::: The data
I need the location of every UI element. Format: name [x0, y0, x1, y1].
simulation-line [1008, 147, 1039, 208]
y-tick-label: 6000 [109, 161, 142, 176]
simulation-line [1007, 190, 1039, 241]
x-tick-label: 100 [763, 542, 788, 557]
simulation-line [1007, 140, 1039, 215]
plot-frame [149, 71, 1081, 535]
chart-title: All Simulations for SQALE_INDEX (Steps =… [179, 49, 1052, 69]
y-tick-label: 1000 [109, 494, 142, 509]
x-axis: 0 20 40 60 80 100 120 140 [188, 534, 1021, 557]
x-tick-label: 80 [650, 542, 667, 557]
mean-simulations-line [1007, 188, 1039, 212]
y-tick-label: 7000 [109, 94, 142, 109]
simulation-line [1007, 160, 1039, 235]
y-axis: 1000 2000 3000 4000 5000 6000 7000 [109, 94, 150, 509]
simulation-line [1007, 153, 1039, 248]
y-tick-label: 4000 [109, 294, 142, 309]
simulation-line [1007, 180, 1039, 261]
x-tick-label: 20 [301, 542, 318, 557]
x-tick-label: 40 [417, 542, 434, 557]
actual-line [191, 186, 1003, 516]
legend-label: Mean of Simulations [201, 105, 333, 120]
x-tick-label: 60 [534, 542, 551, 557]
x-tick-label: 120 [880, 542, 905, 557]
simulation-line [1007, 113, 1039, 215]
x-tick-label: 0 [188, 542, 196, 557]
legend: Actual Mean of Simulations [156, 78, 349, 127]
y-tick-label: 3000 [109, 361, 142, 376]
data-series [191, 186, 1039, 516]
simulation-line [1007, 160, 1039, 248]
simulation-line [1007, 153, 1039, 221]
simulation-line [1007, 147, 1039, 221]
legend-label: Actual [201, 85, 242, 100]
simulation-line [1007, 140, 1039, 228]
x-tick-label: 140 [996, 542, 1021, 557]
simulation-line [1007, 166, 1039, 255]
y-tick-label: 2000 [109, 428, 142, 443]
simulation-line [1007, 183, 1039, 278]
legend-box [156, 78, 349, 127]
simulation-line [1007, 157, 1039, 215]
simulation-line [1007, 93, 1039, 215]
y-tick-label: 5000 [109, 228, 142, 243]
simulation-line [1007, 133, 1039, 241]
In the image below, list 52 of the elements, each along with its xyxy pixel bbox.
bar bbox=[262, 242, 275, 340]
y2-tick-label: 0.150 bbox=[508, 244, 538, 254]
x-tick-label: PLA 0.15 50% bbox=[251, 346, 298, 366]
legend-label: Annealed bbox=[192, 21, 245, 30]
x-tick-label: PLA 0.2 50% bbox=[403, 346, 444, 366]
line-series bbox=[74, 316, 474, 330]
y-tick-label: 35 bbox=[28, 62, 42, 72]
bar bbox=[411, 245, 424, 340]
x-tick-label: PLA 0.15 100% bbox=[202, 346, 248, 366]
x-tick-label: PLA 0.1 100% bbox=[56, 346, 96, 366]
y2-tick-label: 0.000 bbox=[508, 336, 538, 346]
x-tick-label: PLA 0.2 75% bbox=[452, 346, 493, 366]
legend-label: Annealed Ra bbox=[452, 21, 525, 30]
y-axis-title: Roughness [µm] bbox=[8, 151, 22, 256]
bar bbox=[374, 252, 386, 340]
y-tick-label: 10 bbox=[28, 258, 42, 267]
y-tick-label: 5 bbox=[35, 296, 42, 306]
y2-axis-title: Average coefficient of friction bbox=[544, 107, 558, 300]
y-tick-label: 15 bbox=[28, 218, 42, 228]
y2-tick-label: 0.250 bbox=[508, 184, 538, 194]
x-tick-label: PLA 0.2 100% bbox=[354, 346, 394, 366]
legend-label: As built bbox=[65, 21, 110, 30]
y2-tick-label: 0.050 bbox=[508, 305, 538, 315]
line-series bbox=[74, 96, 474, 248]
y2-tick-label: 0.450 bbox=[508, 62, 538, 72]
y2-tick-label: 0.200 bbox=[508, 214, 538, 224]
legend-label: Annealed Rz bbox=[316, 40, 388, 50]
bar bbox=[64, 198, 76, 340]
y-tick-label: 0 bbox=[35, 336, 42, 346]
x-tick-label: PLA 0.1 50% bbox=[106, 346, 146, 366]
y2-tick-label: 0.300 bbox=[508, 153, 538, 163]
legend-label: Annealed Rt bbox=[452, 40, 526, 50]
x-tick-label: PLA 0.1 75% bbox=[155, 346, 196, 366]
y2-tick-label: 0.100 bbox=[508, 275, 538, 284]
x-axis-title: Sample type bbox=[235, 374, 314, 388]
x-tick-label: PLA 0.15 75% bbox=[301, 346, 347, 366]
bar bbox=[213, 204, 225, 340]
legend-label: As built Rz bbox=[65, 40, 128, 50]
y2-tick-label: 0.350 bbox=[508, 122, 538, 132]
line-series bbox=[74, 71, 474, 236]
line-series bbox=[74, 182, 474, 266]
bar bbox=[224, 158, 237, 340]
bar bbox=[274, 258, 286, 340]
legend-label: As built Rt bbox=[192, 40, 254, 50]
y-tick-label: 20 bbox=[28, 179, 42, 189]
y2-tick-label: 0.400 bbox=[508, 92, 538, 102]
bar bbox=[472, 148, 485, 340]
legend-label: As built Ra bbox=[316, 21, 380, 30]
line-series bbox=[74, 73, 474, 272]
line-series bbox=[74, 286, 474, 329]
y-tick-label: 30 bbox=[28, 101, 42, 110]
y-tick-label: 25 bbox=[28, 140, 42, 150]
::::::
### What the task asks
Present every line of the records above as a numbered list, leaving out any blank lines.

### Exercise result
1. I need the location of every UI element. Format: name [x0, y0, x1, y1].
2. simulation-line [1008, 147, 1039, 208]
3. y-tick-label: 6000 [109, 161, 142, 176]
4. simulation-line [1007, 190, 1039, 241]
5. x-tick-label: 100 [763, 542, 788, 557]
6. simulation-line [1007, 140, 1039, 215]
7. plot-frame [149, 71, 1081, 535]
8. chart-title: All Simulations for SQALE_INDEX (Steps =… [179, 49, 1052, 69]
9. y-tick-label: 1000 [109, 494, 142, 509]
10. x-axis: 0 20 40 60 80 100 120 140 [188, 534, 1021, 557]
11. x-tick-label: 80 [650, 542, 667, 557]
12. mean-simulations-line [1007, 188, 1039, 212]
13. y-tick-label: 7000 [109, 94, 142, 109]
14. simulation-line [1007, 160, 1039, 235]
15. y-axis: 1000 2000 3000 4000 5000 6000 7000 [109, 94, 150, 509]
16. simulation-line [1007, 153, 1039, 248]
17. y-tick-label: 4000 [109, 294, 142, 309]
18. simulation-line [1007, 180, 1039, 261]
19. x-tick-label: 20 [301, 542, 318, 557]
20. x-tick-label: 40 [417, 542, 434, 557]
21. actual-line [191, 186, 1003, 516]
22. legend-label: Mean of Simulations [201, 105, 333, 120]
23. x-tick-label: 60 [534, 542, 551, 557]
24. x-tick-label: 120 [880, 542, 905, 557]
25. simulation-line [1007, 113, 1039, 215]
26. x-tick-label: 0 [188, 542, 196, 557]
27. legend: Actual Mean of Simulations [156, 78, 349, 127]
28. y-tick-label: 3000 [109, 361, 142, 376]
29. data-series [191, 186, 1039, 516]
30. simulation-line [1007, 160, 1039, 248]
31. simulation-line [1007, 153, 1039, 221]
32. simulation-line [1007, 147, 1039, 221]
33. legend-label: Actual [201, 85, 242, 100]
34. simulation-line [1007, 140, 1039, 228]
35. x-tick-label: 140 [996, 542, 1021, 557]
36. simulation-line [1007, 166, 1039, 255]
37. y-tick-label: 2000 [109, 428, 142, 443]
38. simulation-line [1007, 183, 1039, 278]
39. legend-box [156, 78, 349, 127]
40. simulation-line [1007, 157, 1039, 215]
41. simulation-line [1007, 93, 1039, 215]
42. y-tick-label: 5000 [109, 228, 142, 243]
43. simulation-line [1007, 133, 1039, 241]
44. In the image below, list 52 of the elements, each along with its xyxy pixel bbox.
45. bar bbox=[262, 242, 275, 340]
46. y2-tick-label: 0.150 bbox=[508, 244, 538, 254]
47. x-tick-label: PLA 0.15 50% bbox=[251, 346, 298, 366]
48. legend-label: Annealed bbox=[192, 21, 245, 30]
49. x-tick-label: PLA 0.2 50% bbox=[403, 346, 444, 366]
50. line-series bbox=[74, 316, 474, 330]
51. y-tick-label: 35 bbox=[28, 62, 42, 72]
52. bar bbox=[411, 245, 424, 340]
53. x-tick-label: PLA 0.15 100% bbox=[202, 346, 248, 366]
54. x-tick-label: PLA 0.1 100% bbox=[56, 346, 96, 366]
55. y2-tick-label: 0.000 bbox=[508, 336, 538, 346]
56. x-tick-label: PLA 0.2 75% bbox=[452, 346, 493, 366]
57. legend-label: Annealed Ra bbox=[452, 21, 525, 30]
58. y-axis-title: Roughness [µm] bbox=[8, 151, 22, 256]
59. bar bbox=[374, 252, 386, 340]
60. y-tick-label: 10 bbox=[28, 258, 42, 267]
61. y-tick-label: 5 bbox=[35, 296, 42, 306]
62. y2-axis-title: Average coefficient of friction bbox=[544, 107, 558, 300]
63. y-tick-label: 15 bbox=[28, 218, 42, 228]
64. y2-tick-label: 0.250 bbox=[508, 184, 538, 194]
65. x-tick-label: PLA 0.2 100% bbox=[354, 346, 394, 366]
66. legend-label: As built bbox=[65, 21, 110, 30]
67. y2-tick-label: 0.050 bbox=[508, 305, 538, 315]
68. line-series bbox=[74, 96, 474, 248]
69. y2-tick-label: 0.450 bbox=[508, 62, 538, 72]
70. y2-tick-label: 0.200 bbox=[508, 214, 538, 224]
71. legend-label: Annealed Rz bbox=[316, 40, 388, 50]
72. bar bbox=[64, 198, 76, 340]
73. y-tick-label: 0 bbox=[35, 336, 42, 346]
74. x-tick-label: PLA 0.1 50% bbox=[106, 346, 146, 366]
75. y2-tick-label: 0.300 bbox=[508, 153, 538, 163]
76. legend-label: Annealed Rt bbox=[452, 40, 526, 50]
77. x-tick-label: PLA 0.1 75% bbox=[155, 346, 196, 366]
78. y2-tick-label: 0.100 bbox=[508, 275, 538, 284]
79. x-axis-title: Sample type bbox=[235, 374, 314, 388]
80. x-tick-label: PLA 0.15 75% bbox=[301, 346, 347, 366]
81. bar bbox=[213, 204, 225, 340]
82. legend-label: As built Rz bbox=[65, 40, 128, 50]
83. y2-tick-label: 0.350 bbox=[508, 122, 538, 132]
84. line-series bbox=[74, 71, 474, 236]
85. line-series bbox=[74, 182, 474, 266]
86. bar bbox=[224, 158, 237, 340]
87. bar bbox=[274, 258, 286, 340]
88. legend-label: As built Rt bbox=[192, 40, 254, 50]
89. y-tick-label: 20 bbox=[28, 179, 42, 189]
90. y2-tick-label: 0.400 bbox=[508, 92, 538, 102]
91. bar bbox=[472, 148, 485, 340]
92. legend-label: As built Ra bbox=[316, 21, 380, 30]
93. line-series bbox=[74, 73, 474, 272]
94. line-series bbox=[74, 286, 474, 329]
95. y-tick-label: 30 bbox=[28, 101, 42, 110]
96. y-tick-label: 25 bbox=[28, 140, 42, 150]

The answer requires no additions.